SOURCE:
★ ★ ★ ★
That’s an example of reduced visibility. I’d like to think any competent driver would have the sense to switch on lights as required by the circumstances.

One of the problems with DRLs is that they are on even in perfect conditions, where they serve no purpose, and can obscure the presence of other road users.


----------



## Drago (16 Dec 2019)

Think of it this way. If DRLs are so clever, why do audi dim theirs to enable other road users to be able to see the indicators? What else are they obscuring from view?


----------



## gbb (17 Dec 2019)

glasgowcyclist said:


> That’s an example of reduced visibility. I’d like to think any competent driver would have the sense to switch on lights as required by the circumstances.
> 
> One of the problems with DRLs is that they are on even in perfect conditions, where they serve no purpose, and can obscure the presence of other road users.


Competent drivers ? Mistakes are made all the time, some unwitting, unintentional, some more deliberate but even within this discussion by cyclists, theres been confusion as when to use lights and what to use...so perhaps automating it with DRL s can have some benefit.
Your second point, obscures the presence of other road users, I honestly have seen no evidence of it (while accepting that's just me so there MAY be some circumstances in which they may) ...but given I'm a careful driver, I have NO problem seeing everything and everyone and DRLs on other vehicles have presented me with NO known hinderance whatsoever.
★ ★ ★ ★
SUPPLIED RECORDS:
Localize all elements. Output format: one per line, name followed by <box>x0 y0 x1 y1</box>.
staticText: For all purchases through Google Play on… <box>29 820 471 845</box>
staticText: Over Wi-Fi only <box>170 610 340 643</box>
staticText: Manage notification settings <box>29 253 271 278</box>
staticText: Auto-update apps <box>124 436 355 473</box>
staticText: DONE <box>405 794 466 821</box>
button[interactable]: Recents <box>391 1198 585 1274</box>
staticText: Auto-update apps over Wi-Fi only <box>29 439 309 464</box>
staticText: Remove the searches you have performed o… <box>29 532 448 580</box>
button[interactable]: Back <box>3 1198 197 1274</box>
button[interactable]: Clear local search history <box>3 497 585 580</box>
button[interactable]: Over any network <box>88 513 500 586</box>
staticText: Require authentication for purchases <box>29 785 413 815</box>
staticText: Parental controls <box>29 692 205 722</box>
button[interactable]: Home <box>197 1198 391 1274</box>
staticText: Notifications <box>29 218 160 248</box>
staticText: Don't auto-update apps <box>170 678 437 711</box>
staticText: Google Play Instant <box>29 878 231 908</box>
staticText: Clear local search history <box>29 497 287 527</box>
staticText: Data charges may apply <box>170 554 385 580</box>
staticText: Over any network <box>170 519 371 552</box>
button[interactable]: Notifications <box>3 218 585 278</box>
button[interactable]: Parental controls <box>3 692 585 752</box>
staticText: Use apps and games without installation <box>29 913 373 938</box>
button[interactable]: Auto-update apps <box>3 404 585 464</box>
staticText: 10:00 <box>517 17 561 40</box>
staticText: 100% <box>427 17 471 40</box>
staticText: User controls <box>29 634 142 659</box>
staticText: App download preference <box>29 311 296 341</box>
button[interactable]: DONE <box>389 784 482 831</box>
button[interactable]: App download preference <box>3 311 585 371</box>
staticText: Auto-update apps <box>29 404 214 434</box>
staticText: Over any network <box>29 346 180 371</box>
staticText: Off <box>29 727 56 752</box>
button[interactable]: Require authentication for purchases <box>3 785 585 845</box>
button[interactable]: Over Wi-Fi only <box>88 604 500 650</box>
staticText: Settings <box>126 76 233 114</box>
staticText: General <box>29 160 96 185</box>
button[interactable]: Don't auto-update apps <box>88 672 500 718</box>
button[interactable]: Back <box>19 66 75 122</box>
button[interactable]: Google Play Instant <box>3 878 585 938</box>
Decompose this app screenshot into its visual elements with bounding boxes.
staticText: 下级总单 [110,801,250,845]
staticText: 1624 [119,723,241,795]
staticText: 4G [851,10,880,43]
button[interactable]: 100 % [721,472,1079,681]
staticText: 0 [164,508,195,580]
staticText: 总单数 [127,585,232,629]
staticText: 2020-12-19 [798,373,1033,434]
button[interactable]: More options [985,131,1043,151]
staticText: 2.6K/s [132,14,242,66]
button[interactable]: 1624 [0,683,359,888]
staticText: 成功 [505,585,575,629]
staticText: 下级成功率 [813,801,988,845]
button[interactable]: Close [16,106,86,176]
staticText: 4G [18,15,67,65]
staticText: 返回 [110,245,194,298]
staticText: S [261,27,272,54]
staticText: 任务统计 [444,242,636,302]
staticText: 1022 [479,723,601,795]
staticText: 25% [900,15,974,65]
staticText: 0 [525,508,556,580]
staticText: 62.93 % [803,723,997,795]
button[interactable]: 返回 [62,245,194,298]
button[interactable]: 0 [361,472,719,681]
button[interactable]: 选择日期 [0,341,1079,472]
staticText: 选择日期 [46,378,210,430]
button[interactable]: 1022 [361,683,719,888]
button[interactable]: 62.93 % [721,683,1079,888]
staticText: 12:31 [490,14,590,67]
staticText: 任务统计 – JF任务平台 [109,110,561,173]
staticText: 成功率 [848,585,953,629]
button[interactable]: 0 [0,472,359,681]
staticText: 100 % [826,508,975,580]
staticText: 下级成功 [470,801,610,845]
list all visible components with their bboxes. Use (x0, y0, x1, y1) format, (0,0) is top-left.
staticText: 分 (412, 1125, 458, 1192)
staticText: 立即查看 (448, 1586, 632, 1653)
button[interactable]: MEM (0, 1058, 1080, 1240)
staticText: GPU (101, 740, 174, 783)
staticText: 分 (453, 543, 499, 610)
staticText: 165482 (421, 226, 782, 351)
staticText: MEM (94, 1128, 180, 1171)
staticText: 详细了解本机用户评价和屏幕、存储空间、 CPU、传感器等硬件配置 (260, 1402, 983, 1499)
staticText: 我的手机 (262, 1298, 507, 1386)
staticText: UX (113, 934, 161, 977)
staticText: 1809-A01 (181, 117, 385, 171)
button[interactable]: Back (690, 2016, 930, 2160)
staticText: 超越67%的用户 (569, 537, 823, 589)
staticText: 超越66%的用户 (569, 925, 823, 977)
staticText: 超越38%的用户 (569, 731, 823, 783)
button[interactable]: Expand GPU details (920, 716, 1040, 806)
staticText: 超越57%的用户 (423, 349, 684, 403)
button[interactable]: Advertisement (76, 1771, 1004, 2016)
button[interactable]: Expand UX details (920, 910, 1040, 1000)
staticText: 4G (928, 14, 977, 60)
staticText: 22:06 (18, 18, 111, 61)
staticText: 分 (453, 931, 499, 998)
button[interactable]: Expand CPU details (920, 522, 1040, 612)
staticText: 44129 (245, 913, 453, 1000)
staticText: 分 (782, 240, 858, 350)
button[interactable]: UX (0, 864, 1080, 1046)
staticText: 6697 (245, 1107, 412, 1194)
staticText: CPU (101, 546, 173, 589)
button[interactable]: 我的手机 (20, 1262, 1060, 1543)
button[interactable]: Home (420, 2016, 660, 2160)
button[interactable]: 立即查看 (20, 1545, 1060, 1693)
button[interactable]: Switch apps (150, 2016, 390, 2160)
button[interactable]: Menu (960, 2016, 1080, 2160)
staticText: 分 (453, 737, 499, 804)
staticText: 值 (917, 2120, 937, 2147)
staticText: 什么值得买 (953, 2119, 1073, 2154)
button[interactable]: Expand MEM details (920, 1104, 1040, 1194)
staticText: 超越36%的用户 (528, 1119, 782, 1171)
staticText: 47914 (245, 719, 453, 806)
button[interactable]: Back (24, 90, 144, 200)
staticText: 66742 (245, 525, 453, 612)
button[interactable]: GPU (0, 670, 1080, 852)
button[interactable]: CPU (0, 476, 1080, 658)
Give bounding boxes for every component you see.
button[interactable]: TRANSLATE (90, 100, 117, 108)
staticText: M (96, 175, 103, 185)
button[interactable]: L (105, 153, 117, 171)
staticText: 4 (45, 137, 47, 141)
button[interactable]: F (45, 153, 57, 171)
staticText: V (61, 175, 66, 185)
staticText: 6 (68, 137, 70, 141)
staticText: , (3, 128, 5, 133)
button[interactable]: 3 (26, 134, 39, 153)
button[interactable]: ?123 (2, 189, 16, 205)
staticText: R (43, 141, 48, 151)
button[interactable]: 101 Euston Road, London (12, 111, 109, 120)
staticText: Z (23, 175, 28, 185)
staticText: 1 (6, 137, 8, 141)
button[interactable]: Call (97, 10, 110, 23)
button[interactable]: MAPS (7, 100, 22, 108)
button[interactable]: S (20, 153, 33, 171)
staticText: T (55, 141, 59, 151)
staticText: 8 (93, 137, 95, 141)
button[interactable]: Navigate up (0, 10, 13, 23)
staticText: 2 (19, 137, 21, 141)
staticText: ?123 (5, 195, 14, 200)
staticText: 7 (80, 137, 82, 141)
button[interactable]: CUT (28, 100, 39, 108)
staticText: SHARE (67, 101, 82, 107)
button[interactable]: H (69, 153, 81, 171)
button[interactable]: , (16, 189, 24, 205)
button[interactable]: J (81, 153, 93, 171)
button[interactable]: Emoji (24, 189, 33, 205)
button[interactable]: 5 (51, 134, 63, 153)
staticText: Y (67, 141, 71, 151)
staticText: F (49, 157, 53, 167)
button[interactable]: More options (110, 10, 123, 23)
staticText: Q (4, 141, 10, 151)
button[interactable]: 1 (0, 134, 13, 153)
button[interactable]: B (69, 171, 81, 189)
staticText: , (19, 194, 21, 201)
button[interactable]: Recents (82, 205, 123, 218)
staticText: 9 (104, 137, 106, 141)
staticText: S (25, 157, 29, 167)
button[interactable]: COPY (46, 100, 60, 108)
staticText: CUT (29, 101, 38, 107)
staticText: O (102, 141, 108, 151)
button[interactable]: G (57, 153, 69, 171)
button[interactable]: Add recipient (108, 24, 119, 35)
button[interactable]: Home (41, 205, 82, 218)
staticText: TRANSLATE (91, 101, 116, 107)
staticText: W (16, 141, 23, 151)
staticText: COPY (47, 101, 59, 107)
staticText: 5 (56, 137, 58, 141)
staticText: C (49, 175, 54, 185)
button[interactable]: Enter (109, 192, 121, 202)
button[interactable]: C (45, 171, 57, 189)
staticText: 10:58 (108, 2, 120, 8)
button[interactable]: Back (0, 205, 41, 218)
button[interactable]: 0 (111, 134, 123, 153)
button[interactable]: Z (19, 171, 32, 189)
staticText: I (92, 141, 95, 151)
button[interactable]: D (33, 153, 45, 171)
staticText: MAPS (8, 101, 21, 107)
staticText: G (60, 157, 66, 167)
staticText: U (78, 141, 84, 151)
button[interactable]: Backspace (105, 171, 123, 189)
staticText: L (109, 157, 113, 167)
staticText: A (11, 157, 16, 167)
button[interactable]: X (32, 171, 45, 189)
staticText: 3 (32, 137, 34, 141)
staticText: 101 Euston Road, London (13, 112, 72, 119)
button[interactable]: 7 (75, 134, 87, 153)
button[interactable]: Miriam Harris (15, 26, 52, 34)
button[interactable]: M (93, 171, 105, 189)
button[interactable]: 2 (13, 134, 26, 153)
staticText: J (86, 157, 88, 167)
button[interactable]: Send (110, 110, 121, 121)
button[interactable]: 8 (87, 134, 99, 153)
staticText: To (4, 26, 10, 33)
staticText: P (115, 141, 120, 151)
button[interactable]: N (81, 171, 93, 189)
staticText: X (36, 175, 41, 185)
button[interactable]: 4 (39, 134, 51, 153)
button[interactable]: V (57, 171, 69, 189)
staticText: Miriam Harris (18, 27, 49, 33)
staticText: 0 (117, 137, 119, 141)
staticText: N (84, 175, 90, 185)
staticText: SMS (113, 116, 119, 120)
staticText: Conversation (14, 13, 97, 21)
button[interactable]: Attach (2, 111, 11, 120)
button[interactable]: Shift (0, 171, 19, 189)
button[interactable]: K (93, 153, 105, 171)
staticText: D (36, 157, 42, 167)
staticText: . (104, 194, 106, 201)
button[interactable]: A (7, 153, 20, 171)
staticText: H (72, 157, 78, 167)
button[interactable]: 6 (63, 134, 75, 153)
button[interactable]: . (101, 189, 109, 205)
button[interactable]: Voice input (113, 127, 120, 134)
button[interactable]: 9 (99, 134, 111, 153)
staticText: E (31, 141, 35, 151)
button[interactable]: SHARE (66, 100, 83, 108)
★ ★ ★ ★
TASK INSTRUCTIONS:
A. Reproduce word for word the stretch from "Competent drivers ?" through "have some benefit." in the forum thread on daytime running lights.
B. Please carry the forum discussion of daytime running lights forward from its last sentence.

TASK RESULTS:
A.
Competent drivers ? Mistakes are made all the time, some unwitting, unintentional, some more deliberate but even within this discussion by cyclists, theres been confusion as when to use lights and what to use...so perhaps automating it with DRL s can have some benefit.

B.
I'd buy the arguement in general if the evidence supported it but I'm yet to be convinced.


----------



## gbb (17 Dec 2019)

I'd extend the above thoughts...I have NO problems seeing everything and everyone and I think it's because I dont rush around. The one thing I keep impressing on my DIL who is a new driver...the more you rush around, the higher your speed, the LESS time you have to make decisions, the more likely you are to have an accident. Personally I'd like to see that ...and observation, observation, observation...heavily impressed on learner drivers...for everyone's sake.


----------



## Drago (17 Dec 2019)

gbb said:


> Competent drivers ? Mistakes are made all the time, some unwitting, unintentional, some more deliberate but even within this discussion by cyclists, theres been confusion as when to use lights and what to use...so perhaps automating it with DRL s can have some benefit.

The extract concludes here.